* **Material to process**
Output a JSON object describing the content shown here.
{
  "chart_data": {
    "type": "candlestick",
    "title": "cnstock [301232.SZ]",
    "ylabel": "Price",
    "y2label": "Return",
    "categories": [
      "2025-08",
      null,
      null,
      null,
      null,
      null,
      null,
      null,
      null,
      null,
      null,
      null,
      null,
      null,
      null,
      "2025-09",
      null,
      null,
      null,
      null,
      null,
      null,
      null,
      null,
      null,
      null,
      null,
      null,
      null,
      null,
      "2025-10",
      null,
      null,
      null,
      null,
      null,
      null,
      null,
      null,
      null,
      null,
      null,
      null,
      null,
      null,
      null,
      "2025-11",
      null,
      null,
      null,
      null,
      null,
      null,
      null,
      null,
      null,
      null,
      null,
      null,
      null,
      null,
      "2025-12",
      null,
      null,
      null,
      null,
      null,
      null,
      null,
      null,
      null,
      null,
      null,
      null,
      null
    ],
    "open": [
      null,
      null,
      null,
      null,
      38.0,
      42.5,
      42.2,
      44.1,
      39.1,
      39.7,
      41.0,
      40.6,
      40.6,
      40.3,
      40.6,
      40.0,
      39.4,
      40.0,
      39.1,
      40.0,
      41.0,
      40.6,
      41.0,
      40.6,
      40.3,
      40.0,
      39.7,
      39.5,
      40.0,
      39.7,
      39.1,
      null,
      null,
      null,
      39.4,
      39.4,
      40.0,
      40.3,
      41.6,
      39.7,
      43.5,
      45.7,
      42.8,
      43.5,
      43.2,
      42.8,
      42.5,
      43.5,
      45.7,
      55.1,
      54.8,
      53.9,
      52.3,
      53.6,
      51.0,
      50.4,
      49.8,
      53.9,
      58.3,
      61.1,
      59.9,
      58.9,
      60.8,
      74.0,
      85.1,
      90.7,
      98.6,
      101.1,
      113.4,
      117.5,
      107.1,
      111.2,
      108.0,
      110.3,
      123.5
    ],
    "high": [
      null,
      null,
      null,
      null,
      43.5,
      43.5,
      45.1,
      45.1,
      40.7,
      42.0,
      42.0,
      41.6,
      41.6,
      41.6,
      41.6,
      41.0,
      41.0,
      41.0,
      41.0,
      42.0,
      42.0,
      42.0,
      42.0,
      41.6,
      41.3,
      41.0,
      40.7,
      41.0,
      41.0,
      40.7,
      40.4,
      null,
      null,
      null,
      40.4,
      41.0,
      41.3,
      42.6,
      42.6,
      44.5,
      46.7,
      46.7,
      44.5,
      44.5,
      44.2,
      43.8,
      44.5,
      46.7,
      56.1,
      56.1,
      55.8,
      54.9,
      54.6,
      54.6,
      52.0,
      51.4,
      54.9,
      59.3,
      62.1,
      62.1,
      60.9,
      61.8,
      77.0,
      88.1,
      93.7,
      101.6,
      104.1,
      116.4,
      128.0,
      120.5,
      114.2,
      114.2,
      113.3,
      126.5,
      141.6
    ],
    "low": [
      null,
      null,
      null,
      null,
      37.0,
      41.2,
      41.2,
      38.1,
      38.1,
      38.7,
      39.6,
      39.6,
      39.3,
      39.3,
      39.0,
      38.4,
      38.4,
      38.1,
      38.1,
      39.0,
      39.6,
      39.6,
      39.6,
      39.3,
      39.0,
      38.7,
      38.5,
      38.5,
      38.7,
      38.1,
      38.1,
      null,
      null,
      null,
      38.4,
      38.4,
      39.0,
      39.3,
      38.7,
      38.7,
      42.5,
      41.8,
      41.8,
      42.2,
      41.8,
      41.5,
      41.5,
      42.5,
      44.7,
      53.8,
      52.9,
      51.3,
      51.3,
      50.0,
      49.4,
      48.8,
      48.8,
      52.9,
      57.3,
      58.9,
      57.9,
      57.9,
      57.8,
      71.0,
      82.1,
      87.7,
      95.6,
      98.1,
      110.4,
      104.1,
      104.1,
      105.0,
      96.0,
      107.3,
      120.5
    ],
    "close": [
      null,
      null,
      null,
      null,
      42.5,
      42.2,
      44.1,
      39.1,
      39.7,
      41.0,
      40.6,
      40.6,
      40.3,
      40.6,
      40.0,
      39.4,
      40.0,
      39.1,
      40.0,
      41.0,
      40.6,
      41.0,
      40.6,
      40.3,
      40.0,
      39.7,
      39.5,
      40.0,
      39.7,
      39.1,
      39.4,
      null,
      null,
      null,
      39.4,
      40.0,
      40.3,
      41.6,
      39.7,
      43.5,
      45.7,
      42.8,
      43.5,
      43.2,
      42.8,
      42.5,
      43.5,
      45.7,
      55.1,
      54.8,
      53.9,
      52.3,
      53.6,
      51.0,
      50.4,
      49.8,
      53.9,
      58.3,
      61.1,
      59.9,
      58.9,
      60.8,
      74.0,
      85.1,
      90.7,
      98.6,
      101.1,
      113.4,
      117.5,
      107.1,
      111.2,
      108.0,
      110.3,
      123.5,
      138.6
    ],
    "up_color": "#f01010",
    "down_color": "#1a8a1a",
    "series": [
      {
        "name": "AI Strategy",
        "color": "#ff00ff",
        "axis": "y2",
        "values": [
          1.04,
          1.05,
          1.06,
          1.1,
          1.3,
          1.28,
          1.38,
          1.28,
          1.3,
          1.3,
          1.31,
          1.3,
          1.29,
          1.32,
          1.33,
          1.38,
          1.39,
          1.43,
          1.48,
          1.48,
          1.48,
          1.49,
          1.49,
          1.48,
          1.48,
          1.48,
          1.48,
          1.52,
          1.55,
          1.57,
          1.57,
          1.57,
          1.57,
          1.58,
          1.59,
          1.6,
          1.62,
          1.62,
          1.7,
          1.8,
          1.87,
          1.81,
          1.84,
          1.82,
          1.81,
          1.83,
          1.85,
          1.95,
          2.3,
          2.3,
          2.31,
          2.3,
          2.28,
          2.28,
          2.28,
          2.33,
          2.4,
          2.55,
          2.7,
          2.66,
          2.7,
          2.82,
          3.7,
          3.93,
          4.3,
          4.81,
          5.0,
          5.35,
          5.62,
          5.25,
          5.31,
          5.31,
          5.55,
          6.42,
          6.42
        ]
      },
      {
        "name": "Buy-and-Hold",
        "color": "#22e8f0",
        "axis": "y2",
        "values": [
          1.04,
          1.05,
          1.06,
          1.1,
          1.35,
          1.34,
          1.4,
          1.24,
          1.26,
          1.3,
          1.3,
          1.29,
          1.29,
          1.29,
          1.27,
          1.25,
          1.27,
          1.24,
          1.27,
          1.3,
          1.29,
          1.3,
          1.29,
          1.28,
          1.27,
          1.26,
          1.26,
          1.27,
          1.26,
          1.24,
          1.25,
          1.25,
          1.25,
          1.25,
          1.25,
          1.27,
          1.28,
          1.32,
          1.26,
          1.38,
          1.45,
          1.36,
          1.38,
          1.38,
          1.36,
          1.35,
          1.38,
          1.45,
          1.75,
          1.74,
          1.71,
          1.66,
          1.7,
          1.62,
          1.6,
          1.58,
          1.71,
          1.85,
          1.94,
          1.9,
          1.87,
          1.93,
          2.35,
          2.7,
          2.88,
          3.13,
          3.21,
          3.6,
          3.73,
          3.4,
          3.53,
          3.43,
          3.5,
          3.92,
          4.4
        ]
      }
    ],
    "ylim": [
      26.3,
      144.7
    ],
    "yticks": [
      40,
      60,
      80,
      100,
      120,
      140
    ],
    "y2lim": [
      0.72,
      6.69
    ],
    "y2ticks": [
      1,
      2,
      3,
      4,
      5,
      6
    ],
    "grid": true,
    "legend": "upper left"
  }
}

* **Directions for this task**
Every line above should be written out again exactly as it stands.

* **Result below**
Output a JSON object describing the content shown here.
{
  "chart_data": {
    "type": "candlestick",
    "title": "cnstock [301232.SZ]",
    "ylabel": "Price",
    "y2label": "Return",
    "categories": [
      "2025-08",
      null,
      null,
      null,
      null,
      null,
      null,
      null,
      null,
      null,
      null,
      null,
      null,
      null,
      null,
      "2025-09",
      null,
      null,
      null,
      null,
      null,
      null,
      null,
      null,
      null,
      null,
      null,
      null,
      null,
      null,
      "2025-10",
      null,
      null,
      null,
      null,
      null,
      null,
      null,
      null,
      null,
      null,
      null,
      null,
      null,
      null,
      null,
      "2025-11",
      null,
      null,
      null,
      null,
      null,
      null,
      null,
      null,
      null,
      null,
      null,
      null,
      null,
      null,
      "2025-12",
      null,
      null,
      null,
      null,
      null,
      null,
      null,
      null,
      null,
      null,
      null,
      null,
      null
    ],
    "open": [
      null,
      null,
      null,
      null,
      38.0,
      42.5,
      42.2,
      44.1,
      39.1,
      39.7,
      41.0,
      40.6,
      40.6,
      40.3,
      40.6,
      40.0,
      39.4,
      40.0,
      39.1,
      40.0,
      41.0,
      40.6,
      41.0,
      40.6,
      40.3,
      40.0,
      39.7,
      39.5,
      40.0,
      39.7,
      39.1,
      null,
      null,
      null,
      39.4,
      39.4,
      40.0,
      40.3,
      41.6,
      39.7,
      43.5,
      45.7,
      42.8,
      43.5,
      43.2,
      42.8,
      42.5,
      43.5,
      45.7,
      55.1,
      54.8,
      53.9,
      52.3,
      53.6,
      51.0,
      50.4,
      49.8,
      53.9,
      58.3,
      61.1,
      59.9,
      58.9,
      60.8,
      74.0,
      85.1,
      90.7,
      98.6,
      101.1,
      113.4,
      117.5,
      107.1,
      111.2,
      108.0,
      110.3,
      123.5
    ],
    "high": [
      null,
      null,
      null,
      null,
      43.5,
      43.5,
      45.1,
      45.1,
      40.7,
      42.0,
      42.0,
      41.6,
      41.6,
      41.6,
      41.6,
      41.0,
      41.0,
      41.0,
      41.0,
      42.0,
      42.0,
      42.0,
      42.0,
      41.6,
      41.3,
      41.0,
      40.7,
      41.0,
      41.0,
      40.7,
      40.4,
      null,
      null,
      null,
      40.4,
      41.0,
      41.3,
      42.6,
      42.6,
      44.5,
      46.7,
      46.7,
      44.5,
      44.5,
      44.2,
      43.8,
      44.5,
      46.7,
      56.1,
      56.1,
      55.8,
      54.9,
      54.6,
      54.6,
      52.0,
      51.4,
      54.9,
      59.3,
      62.1,
      62.1,
      60.9,
      61.8,
      77.0,
      88.1,
      93.7,
      101.6,
      104.1,
      116.4,
      128.0,
      120.5,
      114.2,
      114.2,
      113.3,
      126.5,
      141.6
    ],
    "low": [
      null,
      null,
      null,
      null,
      37.0,
      41.2,
      41.2,
      38.1,
      38.1,
      38.7,
      39.6,
      39.6,
      39.3,
      39.3,
      39.0,
      38.4,
      38.4,
      38.1,
      38.1,
      39.0,
      39.6,
      39.6,
      39.6,
      39.3,
      39.0,
      38.7,
      38.5,
      38.5,
      38.7,
      38.1,
      38.1,
      null,
      null,
      null,
      38.4,
      38.4,
      39.0,
      39.3,
      38.7,
      38.7,
      42.5,
      41.8,
      41.8,
      42.2,
      41.8,
      41.5,
      41.5,
      42.5,
      44.7,
      53.8,
      52.9,
      51.3,
      51.3,
      50.0,
      49.4,
      48.8,
      48.8,
      52.9,
      57.3,
      58.9,
      57.9,
      57.9,
      57.8,
      71.0,
      82.1,
      87.7,
      95.6,
      98.1,
      110.4,
      104.1,
      104.1,
      105.0,
      96.0,
      107.3,
      120.5
    ],
    "close": [
      null,
      null,
      null,
      null,
      42.5,
      42.2,
      44.1,
      39.1,
      39.7,
      41.0,
      40.6,
      40.6,
      40.3,
      40.6,
      40.0,
      39.4,
      40.0,
      39.1,
      40.0,
      41.0,
      40.6,
      41.0,
      40.6,
      40.3,
      40.0,
      39.7,
      39.5,
      40.0,
      39.7,
      39.1,
      39.4,
      null,
      null,
      null,
      39.4,
      40.0,
      40.3,
      41.6,
      39.7,
      43.5,
      45.7,
      42.8,
      43.5,
      43.2,
      42.8,
      42.5,
      43.5,
      45.7,
      55.1,
      54.8,
      53.9,
      52.3,
      53.6,
      51.0,
      50.4,
      49.8,
      53.9,
      58.3,
      61.1,
      59.9,
      58.9,
      60.8,
      74.0,
      85.1,
      90.7,
      98.6,
      101.1,
      113.4,
      117.5,
      107.1,
      111.2,
      108.0,
      110.3,
      123.5,
      138.6
    ],
    "up_color": "#f01010",
    "down_color": "#1a8a1a",
    "series": [
      {
        "name": "AI Strategy",
        "color": "#ff00ff",
        "axis": "y2",
        "values": [
          1.04,
          1.05,
          1.06,
          1.1,
          1.3,
          1.28,
          1.38,
          1.28,
          1.3,
          1.3,
          1.31,
          1.3,
          1.29,
          1.32,
          1.33,
          1.38,
          1.39,
          1.43,
          1.48,
          1.48,
          1.48,
          1.49,
          1.49,
          1.48,
          1.48,
          1.48,
          1.48,
          1.52,
          1.55,
          1.57,
          1.57,
          1.57,
          1.57,
          1.58,
          1.59,
          1.6,
          1.62,
          1.62,
          1.7,
          1.8,
          1.87,
          1.81,
          1.84,
          1.82,
          1.81,
          1.83,
          1.85,
          1.95,
          2.3,
          2.3,
          2.31,
          2.3,
          2.28,
          2.28,
          2.28,
          2.33,
          2.4,
          2.55,
          2.7,
          2.66,
          2.7,
          2.82,
          3.7,
          3.93,
          4.3,
          4.81,
          5.0,
          5.35,
          5.62,
          5.25,
          5.31,
          5.31,
          5.55,
          6.42,
          6.42
        ]
      },
      {
        "name": "Buy-and-Hold",
        "color": "#22e8f0",
        "axis": "y2",
        "values": [
          1.04,
          1.05,
          1.06,
          1.1,
          1.35,
          1.34,
          1.4,
          1.24,
          1.26,
          1.3,
          1.3,
          1.29,
          1.29,
          1.29,
          1.27,
          1.25,
          1.27,
          1.24,
          1.27,
          1.3,
          1.29,
          1.3,
          1.29,
          1.28,
          1.27,
          1.26,
          1.26,
          1.27,
          1.26,
          1.24,
          1.25,
          1.25,
          1.25,
          1.25,
          1.25,
          1.27,
          1.28,
          1.32,
          1.26,
          1.38,
          1.45,
          1.36,
          1.38,
          1.38,
          1.36,
          1.35,
          1.38,
          1.45,
          1.75,
          1.74,
          1.71,
          1.66,
          1.7,
          1.62,
          1.6,
          1.58,
          1.71,
          1.85,
          1.94,
          1.9,
          1.87,
          1.93,
          2.35,
          2.7,
          2.88,
          3.13,
          3.21,
          3.6,
          3.73,
          3.4,
          3.53,
          3.43,
          3.5,
          3.92,
          4.4
        ]
      }
    ],
    "ylim": [
      26.3,
      144.7
    ],
    "yticks": [
      40,
      60,
      80,
      100,
      120,
      140
    ],
    "y2lim": [
      0.72,
      6.69
    ],
    "y2ticks": [
      1,
      2,
      3,
      4,
      5,
      6
    ],
    "grid": true,
    "legend": "upper left"
  }
}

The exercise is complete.